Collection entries
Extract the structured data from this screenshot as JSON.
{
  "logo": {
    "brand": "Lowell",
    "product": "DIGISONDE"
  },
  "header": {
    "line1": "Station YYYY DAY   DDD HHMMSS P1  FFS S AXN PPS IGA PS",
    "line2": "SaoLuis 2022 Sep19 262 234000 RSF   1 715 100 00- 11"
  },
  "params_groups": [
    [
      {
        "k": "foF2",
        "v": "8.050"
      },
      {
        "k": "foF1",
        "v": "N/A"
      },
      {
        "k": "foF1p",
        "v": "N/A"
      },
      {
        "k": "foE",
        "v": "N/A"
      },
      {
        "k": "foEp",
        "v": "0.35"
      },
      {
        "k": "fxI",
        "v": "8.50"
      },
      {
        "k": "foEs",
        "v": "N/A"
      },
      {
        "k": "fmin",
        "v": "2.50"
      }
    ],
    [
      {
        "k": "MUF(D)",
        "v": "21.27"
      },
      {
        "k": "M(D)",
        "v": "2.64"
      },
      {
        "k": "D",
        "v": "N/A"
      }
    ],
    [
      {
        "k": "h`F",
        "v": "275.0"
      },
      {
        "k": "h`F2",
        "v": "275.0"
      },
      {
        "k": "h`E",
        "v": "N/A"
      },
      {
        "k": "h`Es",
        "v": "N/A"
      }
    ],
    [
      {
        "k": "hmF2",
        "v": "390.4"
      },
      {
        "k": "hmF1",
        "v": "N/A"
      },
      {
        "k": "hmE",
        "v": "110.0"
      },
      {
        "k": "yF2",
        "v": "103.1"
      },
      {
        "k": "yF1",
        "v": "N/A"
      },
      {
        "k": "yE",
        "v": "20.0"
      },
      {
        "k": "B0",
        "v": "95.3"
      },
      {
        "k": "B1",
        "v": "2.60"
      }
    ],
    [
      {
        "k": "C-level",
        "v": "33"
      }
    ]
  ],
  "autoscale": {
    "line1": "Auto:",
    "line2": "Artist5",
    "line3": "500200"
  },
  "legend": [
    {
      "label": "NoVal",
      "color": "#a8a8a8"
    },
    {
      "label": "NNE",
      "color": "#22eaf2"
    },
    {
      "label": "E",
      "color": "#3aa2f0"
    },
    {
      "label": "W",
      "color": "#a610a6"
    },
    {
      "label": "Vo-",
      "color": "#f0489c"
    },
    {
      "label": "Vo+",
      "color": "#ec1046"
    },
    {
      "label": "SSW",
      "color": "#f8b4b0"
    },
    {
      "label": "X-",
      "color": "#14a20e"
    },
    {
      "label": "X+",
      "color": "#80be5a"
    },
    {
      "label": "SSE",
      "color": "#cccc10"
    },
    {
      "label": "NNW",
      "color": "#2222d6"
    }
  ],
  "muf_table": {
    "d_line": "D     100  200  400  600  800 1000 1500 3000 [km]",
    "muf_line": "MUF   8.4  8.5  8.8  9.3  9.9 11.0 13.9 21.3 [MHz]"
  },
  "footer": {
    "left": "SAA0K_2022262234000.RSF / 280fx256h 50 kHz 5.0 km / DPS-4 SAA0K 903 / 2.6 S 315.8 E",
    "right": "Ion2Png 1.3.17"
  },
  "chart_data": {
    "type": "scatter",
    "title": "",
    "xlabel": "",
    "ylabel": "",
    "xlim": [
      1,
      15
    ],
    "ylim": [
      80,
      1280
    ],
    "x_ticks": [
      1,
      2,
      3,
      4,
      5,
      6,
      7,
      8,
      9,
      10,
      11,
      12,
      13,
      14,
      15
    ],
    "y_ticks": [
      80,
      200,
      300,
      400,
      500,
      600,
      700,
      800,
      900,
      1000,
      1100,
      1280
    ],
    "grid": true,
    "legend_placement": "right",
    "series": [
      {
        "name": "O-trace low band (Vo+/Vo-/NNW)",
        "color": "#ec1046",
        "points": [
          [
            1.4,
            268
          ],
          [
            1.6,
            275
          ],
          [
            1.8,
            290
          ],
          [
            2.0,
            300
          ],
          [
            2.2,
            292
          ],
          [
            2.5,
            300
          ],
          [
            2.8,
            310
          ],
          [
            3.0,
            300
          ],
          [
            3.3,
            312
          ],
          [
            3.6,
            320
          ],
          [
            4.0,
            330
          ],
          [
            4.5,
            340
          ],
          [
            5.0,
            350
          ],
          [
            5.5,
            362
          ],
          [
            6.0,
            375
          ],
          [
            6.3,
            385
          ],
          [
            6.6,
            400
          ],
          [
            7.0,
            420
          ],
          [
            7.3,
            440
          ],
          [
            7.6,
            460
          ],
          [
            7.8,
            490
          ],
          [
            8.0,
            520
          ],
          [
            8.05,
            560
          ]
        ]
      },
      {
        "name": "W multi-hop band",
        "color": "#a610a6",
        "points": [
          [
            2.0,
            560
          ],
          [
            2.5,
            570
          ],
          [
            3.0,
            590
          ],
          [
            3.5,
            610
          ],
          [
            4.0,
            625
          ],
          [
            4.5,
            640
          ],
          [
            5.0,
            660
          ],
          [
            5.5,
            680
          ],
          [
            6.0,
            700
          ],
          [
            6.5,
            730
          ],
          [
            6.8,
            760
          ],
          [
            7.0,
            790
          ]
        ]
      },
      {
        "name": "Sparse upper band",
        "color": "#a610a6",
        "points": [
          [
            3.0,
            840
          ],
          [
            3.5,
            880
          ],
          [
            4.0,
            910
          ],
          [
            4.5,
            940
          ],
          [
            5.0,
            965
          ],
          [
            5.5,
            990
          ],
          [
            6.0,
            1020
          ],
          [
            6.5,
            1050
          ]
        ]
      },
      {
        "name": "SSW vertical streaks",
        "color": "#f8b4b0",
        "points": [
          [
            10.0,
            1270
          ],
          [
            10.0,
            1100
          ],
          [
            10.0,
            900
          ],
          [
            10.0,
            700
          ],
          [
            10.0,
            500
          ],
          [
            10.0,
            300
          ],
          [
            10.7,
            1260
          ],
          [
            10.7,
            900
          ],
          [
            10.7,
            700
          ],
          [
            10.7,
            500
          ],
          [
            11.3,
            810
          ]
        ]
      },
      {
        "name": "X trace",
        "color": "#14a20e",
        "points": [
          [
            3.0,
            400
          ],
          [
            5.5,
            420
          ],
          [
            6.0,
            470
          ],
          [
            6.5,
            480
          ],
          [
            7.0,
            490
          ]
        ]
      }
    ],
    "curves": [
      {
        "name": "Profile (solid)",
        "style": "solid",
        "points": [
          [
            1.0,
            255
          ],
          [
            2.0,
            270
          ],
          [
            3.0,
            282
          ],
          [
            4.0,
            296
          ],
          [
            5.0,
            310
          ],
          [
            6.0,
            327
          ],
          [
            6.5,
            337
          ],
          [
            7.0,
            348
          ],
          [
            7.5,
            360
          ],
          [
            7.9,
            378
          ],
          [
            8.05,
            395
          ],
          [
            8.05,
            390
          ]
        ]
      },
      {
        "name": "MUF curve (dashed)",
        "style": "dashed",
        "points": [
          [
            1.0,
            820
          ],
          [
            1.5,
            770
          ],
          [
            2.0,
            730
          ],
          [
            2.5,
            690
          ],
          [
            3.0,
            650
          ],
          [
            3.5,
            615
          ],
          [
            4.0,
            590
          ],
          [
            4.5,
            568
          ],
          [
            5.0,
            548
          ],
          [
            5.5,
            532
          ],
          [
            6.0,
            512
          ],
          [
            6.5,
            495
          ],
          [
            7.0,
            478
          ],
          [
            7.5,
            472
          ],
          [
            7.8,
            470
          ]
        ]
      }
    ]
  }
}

Instructions for the task: Retype all of the material above with every character intact.

Full output:
Extract the structured data from this screenshot as JSON.
{
  "logo": {
    "brand": "Lowell",
    "product": "DIGISONDE"
  },
  "header": {
    "line1": "Station YYYY DAY   DDD HHMMSS P1  FFS S AXN PPS IGA PS",
    "line2": "SaoLuis 2022 Sep19 262 234000 RSF   1 715 100 00- 11"
  },
  "params_groups": [
    [
      {
        "k": "foF2",
        "v": "8.050"
      },
      {
        "k": "foF1",
        "v": "N/A"
      },
      {
        "k": "foF1p",
        "v": "N/A"
      },
      {
        "k": "foE",
        "v": "N/A"
      },
      {
        "k": "foEp",
        "v": "0.35"
      },
      {
        "k": "fxI",
        "v": "8.50"
      },
      {
        "k": "foEs",
        "v": "N/A"
      },
      {
        "k": "fmin",
        "v": "2.50"
      }
    ],
    [
      {
        "k": "MUF(D)",
        "v": "21.27"
      },
      {
        "k": "M(D)",
        "v": "2.64"
      },
      {
        "k": "D",
        "v": "N/A"
      }
    ],
    [
      {
        "k": "h`F",
        "v": "275.0"
      },
      {
        "k": "h`F2",
        "v": "275.0"
      },
      {
        "k": "h`E",
        "v": "N/A"
      },
      {
        "k": "h`Es",
        "v": "N/A"
      }
    ],
    [
      {
        "k": "hmF2",
        "v": "390.4"
      },
      {
        "k": "hmF1",
        "v": "N/A"
      },
      {
        "k": "hmE",
        "v": "110.0"
      },
      {
        "k": "yF2",
        "v": "103.1"
      },
      {
        "k": "yF1",
        "v": "N/A"
      },
      {
        "k": "yE",
        "v": "20.0"
      },
      {
        "k": "B0",
        "v": "95.3"
      },
      {
        "k": "B1",
        "v": "2.60"
      }
    ],
    [
      {
        "k": "C-level",
        "v": "33"
      }
    ]
  ],
  "autoscale": {
    "line1": "Auto:",
    "line2": "Artist5",
    "line3": "500200"
  },
  "legend": [
    {
      "label": "NoVal",
      "color": "#a8a8a8"
    },
    {
      "label": "NNE",
      "color": "#22eaf2"
    },
    {
      "label": "E",
      "color": "#3aa2f0"
    },
    {
      "label": "W",
      "color": "#a610a6"
    },
    {
      "label": "Vo-",
      "color": "#f0489c"
    },
    {
      "label": "Vo+",
      "color": "#ec1046"
    },
    {
      "label": "SSW",
      "color": "#f8b4b0"
    },
    {
      "label": "X-",
      "color": "#14a20e"
    },
    {
      "label": "X+",
      "color": "#80be5a"
    },
    {
      "label": "SSE",
      "color": "#cccc10"
    },
    {
      "label": "NNW",
      "color": "#2222d6"
    }
  ],
  "muf_table": {
    "d_line": "D     100  200  400  600  800 1000 1500 3000 [km]",
    "muf_line": "MUF   8.4  8.5  8.8  9.3  9.9 11.0 13.9 21.3 [MHz]"
  },
  "footer": {
    "left": "SAA0K_2022262234000.RSF / 280fx256h 50 kHz 5.0 km / DPS-4 SAA0K 903 / 2.6 S 315.8 E",
    "right": "Ion2Png 1.3.17"
  },
  "chart_data": {
    "type": "scatter",
    "title": "",
    "xlabel": "",
    "ylabel": "",
    "xlim": [
      1,
      15
    ],
    "ylim": [
      80,
      1280
    ],
    "x_ticks": [
      1,
      2,
      3,
      4,
      5,
      6,
      7,
      8,
      9,
      10,
      11,
      12,
      13,
      14,
      15
    ],
    "y_ticks": [
      80,
      200,
      300,
      400,
      500,
      600,
      700,
      800,
      900,
      1000,
      1100,
      1280
    ],
    "grid": true,
    "legend_placement": "right",
    "series": [
      {
        "name": "O-trace low band (Vo+/Vo-/NNW)",
        "color": "#ec1046",
        "points": [
          [
            1.4,
            268
          ],
          [
            1.6,
            275
          ],
          [
            1.8,
            290
          ],
          [
            2.0,
            300
          ],
          [
            2.2,
            292
          ],
          [
            2.5,
            300
          ],
          [
            2.8,
            310
          ],
          [
            3.0,
            300
          ],
          [
            3.3,
            312
          ],
          [
            3.6,
            320
          ],
          [
            4.0,
            330
          ],
          [
            4.5,
            340
          ],
          [
            5.0,
            350
          ],
          [
            5.5,
            362
          ],
          [
            6.0,
            375
          ],
          [
            6.3,
            385
          ],
          [
            6.6,
            400
          ],
          [
            7.0,
            420
          ],
          [
            7.3,
            440
          ],
          [
            7.6,
            460
          ],
          [
            7.8,
            490
          ],
          [
            8.0,
            520
          ],
          [
            8.05,
            560
          ]
        ]
      },
      {
        "name": "W multi-hop band",
        "color": "#a610a6",
        "points": [
          [
            2.0,
            560
          ],
          [
            2.5,
            570
          ],
          [
            3.0,
            590
          ],
          [
            3.5,
            610
          ],
          [
            4.0,
            625
          ],
          [
            4.5,
            640
          ],
          [
            5.0,
            660
          ],
          [
            5.5,
            680
          ],
          [
            6.0,
            700
          ],
          [
            6.5,
            730
          ],
          [
            6.8,
            760
          ],
          [
            7.0,
            790
          ]
        ]
      },
      {
        "name": "Sparse upper band",
        "color": "#a610a6",
        "points": [
          [
            3.0,
            840
          ],
          [
            3.5,
            880
          ],
          [
            4.0,
            910
          ],
          [
            4.5,
            940
          ],
          [
            5.0,
            965
          ],
          [
            5.5,
            990
          ],
          [
            6.0,
            1020
          ],
          [
            6.5,
            1050
          ]
        ]
      },
      {
        "name": "SSW vertical streaks",
        "color": "#f8b4b0",
        "points": [
          [
            10.0,
            1270
          ],
          [
            10.0,
            1100
          ],
          [
            10.0,
            900
          ],
          [
            10.0,
            700
          ],
          [
            10.0,
            500
          ],
          [
            10.0,
            300
          ],
          [
            10.7,
            1260
          ],
          [
            10.7,
            900
          ],
          [
            10.7,
            700
          ],
          [
            10.7,
            500
          ],
          [
            11.3,
            810
          ]
        ]
      },
      {
        "name": "X trace",
        "color": "#14a20e",
        "points": [
          [
            3.0,
            400
          ],
          [
            5.5,
            420
          ],
          [
            6.0,
            470
          ],
          [
            6.5,
            480
          ],
          [
            7.0,
            490
          ]
        ]
      }
    ],
    "curves": [
      {
        "name": "Profile (solid)",
        "style": "solid",
        "points": [
          [
            1.0,
            255
          ],
          [
            2.0,
            270
          ],
          [
            3.0,
            282
          ],
          [
            4.0,
            296
          ],
          [
            5.0,
            310
          ],
          [
            6.0,
            327
          ],
          [
            6.5,
            337
          ],
          [
            7.0,
            348
          ],
          [
            7.5,
            360
          ],
          [
            7.9,
            378
          ],
          [
            8.05,
            395
          ],
          [
            8.05,
            390
          ]
        ]
      },
      {
        "name": "MUF curve (dashed)",
        "style": "dashed",
        "points": [
          [
            1.0,
            820
          ],
          [
            1.5,
            770
          ],
          [
            2.0,
            730
          ],
          [
            2.5,
            690
          ],
          [
            3.0,
            650
          ],
          [
            3.5,
            615
          ],
          [
            4.0,
            590
          ],
          [
            4.5,
            568
          ],
          [
            5.0,
            548
          ],
          [
            5.5,
            532
          ],
          [
            6.0,
            512
          ],
          [
            6.5,
            495
          ],
          [
            7.0,
            478
          ],
          [
            7.5,
            472
          ],
          [
            7.8,
            470
          ]
        ]
      }
    ]
  }
}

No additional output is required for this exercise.